## Problem requirements
Identify every line containing the word "Tracks" and reproduce each one.

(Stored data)
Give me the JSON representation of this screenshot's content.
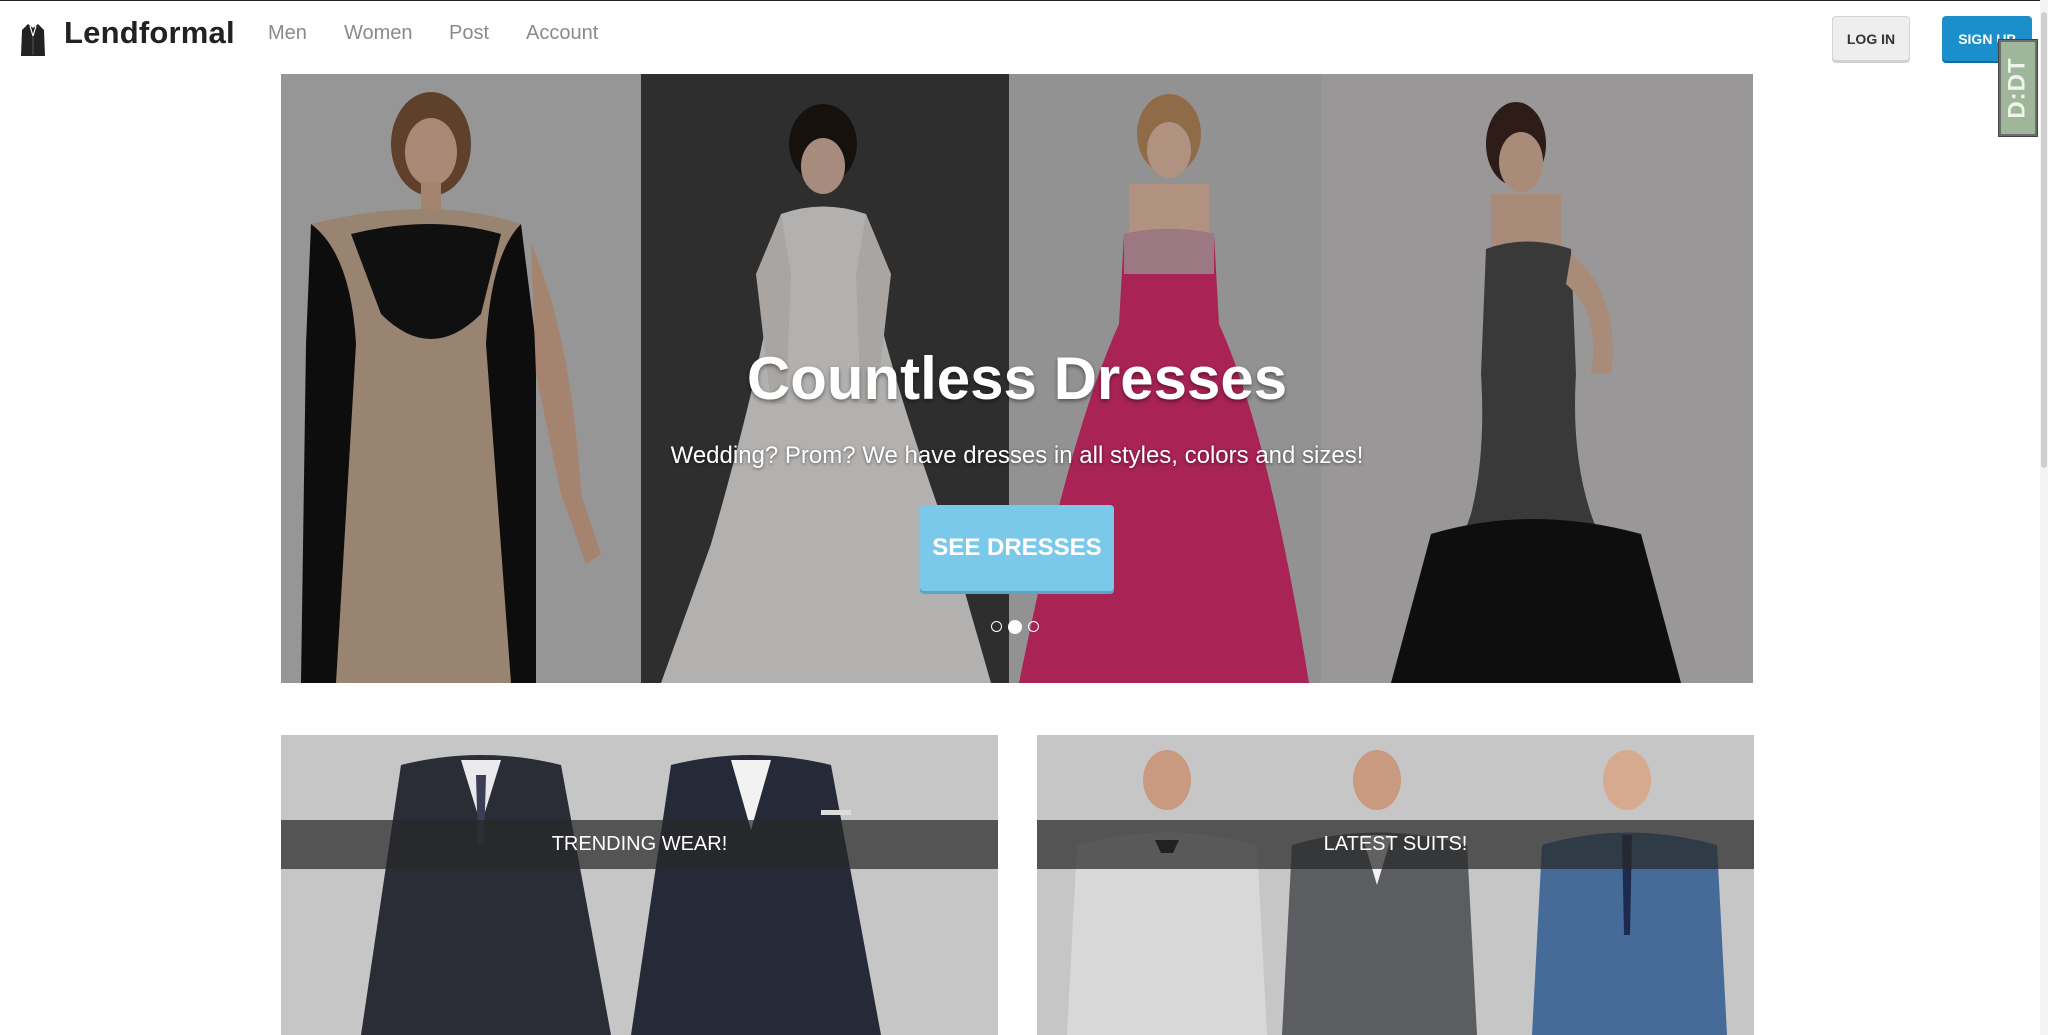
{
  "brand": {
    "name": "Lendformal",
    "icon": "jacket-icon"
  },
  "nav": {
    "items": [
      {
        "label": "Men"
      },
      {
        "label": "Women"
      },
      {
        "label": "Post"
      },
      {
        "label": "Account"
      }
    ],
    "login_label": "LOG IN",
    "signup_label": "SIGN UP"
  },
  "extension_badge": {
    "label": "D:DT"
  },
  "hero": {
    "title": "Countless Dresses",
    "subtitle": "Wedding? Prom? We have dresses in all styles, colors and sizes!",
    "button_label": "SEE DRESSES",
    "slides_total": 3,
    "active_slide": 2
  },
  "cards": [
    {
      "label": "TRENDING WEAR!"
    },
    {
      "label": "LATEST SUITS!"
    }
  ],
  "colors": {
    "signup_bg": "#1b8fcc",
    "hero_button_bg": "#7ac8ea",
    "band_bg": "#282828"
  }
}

* * *

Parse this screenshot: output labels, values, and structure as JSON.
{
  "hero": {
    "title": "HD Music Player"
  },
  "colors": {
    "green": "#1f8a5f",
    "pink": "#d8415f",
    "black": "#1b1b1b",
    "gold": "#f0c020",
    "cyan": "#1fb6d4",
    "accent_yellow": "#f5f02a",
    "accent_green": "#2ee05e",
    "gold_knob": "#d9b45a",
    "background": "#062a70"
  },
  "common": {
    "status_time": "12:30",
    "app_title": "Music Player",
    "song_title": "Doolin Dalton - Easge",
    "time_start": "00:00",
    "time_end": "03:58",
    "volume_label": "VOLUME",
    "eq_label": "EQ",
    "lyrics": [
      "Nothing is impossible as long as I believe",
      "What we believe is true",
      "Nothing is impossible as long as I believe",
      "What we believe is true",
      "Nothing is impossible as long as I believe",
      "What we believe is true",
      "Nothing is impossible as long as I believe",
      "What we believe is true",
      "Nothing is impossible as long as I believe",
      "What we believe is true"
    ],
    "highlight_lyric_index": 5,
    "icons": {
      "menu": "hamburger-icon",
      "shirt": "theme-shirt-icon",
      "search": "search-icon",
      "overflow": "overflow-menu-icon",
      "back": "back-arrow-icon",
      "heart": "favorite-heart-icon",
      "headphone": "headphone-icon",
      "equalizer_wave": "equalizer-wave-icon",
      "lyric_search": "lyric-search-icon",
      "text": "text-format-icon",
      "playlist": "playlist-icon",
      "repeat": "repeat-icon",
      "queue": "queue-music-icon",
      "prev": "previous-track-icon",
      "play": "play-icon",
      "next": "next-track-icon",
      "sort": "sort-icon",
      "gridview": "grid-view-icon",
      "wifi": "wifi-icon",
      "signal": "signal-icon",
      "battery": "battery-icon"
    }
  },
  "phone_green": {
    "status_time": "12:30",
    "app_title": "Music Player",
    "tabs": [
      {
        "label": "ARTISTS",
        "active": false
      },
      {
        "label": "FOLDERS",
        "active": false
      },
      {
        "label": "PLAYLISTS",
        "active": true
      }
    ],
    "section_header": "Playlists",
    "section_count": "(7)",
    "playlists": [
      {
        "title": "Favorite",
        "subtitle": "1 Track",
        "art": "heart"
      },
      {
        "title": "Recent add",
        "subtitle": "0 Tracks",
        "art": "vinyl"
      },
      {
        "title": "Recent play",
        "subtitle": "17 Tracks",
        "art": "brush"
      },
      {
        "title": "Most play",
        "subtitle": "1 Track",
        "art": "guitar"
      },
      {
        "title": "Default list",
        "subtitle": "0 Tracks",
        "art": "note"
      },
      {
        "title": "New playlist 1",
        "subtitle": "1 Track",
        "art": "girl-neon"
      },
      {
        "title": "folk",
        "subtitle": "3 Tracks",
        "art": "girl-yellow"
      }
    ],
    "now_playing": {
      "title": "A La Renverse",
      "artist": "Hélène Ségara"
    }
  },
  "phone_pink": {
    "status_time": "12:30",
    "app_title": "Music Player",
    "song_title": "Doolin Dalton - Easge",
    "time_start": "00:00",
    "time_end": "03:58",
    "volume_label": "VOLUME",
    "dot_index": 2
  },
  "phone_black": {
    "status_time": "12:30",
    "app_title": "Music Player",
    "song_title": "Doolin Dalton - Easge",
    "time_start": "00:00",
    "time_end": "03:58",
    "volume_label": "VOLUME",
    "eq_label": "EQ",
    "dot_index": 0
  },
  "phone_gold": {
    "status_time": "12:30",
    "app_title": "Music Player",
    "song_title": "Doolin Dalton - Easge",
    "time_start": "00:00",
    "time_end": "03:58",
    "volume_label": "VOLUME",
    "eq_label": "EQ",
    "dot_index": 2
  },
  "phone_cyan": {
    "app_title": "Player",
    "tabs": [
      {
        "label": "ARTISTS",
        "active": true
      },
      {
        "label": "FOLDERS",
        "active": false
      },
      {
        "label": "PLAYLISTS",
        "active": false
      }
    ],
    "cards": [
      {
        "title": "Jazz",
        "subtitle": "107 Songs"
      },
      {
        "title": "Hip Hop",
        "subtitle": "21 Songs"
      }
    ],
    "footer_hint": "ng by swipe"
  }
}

==

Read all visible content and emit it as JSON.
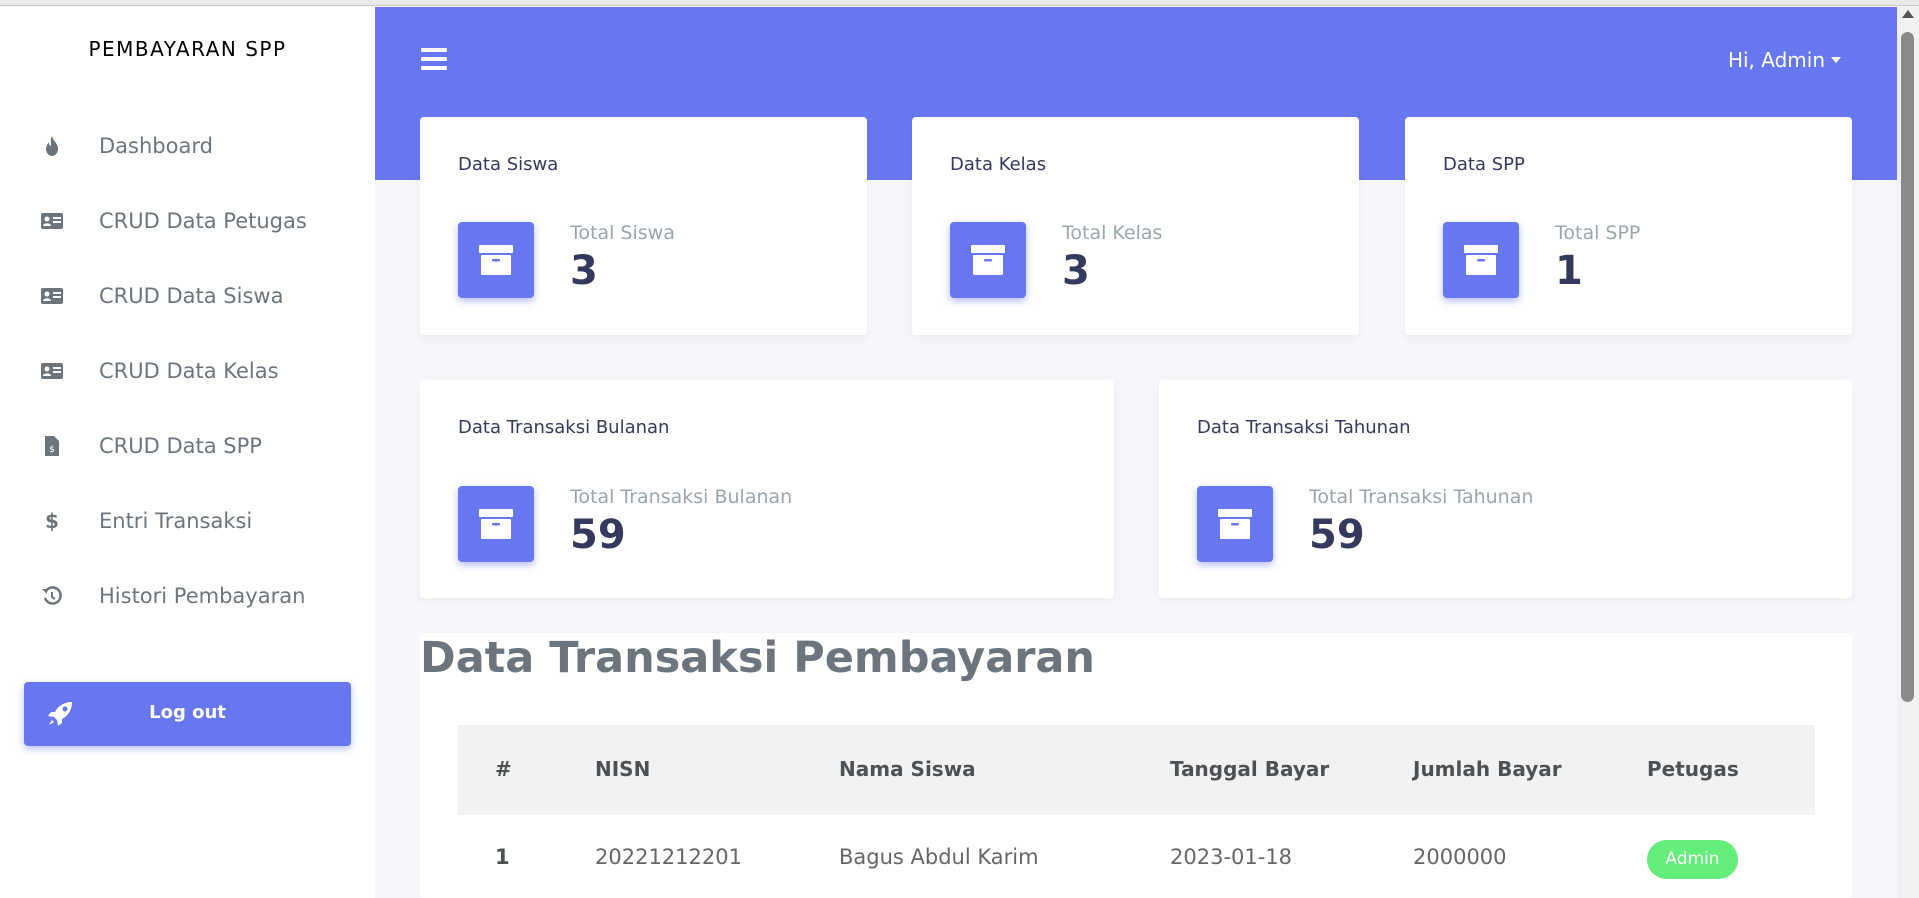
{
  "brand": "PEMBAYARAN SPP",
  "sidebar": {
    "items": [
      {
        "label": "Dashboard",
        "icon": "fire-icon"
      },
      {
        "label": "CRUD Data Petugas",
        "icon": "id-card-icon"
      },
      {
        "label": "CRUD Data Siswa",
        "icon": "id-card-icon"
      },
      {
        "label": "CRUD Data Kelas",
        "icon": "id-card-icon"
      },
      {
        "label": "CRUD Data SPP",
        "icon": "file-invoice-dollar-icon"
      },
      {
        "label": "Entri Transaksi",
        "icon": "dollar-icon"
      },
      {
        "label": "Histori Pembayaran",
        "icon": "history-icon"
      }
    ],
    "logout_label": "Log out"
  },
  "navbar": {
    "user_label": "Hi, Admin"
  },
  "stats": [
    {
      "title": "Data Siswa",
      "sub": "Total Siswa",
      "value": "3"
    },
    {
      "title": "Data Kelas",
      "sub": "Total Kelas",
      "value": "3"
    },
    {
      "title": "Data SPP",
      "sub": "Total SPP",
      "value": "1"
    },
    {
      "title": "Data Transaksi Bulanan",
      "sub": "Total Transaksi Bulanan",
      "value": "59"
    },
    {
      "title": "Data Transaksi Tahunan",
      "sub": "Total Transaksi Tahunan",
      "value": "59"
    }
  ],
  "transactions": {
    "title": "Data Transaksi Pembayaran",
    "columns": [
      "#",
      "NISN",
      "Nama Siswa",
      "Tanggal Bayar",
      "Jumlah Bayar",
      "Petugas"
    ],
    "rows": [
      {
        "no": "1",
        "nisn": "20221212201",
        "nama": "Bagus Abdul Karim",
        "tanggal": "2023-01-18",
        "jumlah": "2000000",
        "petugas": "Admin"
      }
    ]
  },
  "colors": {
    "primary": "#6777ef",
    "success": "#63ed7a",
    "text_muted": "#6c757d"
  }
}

## Expected output
        "subtitle": "0 Tracks",
        "subtitle": "17 Tracks",
        "subtitle": "0 Tracks",
        "subtitle": "3 Tracks",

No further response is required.